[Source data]
*****

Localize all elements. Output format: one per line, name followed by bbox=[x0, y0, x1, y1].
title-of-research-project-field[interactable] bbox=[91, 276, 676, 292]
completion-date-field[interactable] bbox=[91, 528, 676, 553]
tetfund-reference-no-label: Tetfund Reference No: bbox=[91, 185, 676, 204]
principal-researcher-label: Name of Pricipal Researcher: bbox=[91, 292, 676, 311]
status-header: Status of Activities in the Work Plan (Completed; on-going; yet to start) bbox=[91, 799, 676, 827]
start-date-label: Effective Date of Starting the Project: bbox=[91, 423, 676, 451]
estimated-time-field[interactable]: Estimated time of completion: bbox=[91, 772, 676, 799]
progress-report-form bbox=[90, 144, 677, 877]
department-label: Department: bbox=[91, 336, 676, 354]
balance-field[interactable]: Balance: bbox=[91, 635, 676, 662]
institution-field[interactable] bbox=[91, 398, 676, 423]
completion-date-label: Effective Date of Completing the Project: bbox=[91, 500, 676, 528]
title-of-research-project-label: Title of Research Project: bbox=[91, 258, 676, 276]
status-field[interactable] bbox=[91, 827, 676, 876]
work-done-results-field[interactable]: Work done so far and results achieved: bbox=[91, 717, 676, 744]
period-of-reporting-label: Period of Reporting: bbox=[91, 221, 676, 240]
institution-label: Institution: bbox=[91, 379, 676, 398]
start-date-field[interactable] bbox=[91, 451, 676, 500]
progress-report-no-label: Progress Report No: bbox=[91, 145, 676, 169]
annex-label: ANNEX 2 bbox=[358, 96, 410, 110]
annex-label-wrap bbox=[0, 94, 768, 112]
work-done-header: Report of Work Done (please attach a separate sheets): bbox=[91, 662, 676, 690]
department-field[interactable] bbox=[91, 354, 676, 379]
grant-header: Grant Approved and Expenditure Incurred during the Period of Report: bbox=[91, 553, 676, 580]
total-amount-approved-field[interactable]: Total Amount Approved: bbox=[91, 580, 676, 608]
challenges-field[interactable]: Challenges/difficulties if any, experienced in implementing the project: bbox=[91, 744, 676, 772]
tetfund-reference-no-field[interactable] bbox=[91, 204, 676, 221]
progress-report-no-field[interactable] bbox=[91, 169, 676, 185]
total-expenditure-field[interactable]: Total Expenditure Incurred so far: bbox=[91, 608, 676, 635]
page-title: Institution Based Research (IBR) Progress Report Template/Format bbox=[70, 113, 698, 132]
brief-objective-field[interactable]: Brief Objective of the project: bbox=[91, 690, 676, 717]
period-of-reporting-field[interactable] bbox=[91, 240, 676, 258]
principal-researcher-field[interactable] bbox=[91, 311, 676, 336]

*****

TASK TO COMPLETE -> Please find every line in the material above that contains the string "department" and copy each of those lines.

SOLUTION TO THIS EXERCISE ->
department-label: Department: bbox=[91, 336, 676, 354]
department-field[interactable] bbox=[91, 354, 676, 379]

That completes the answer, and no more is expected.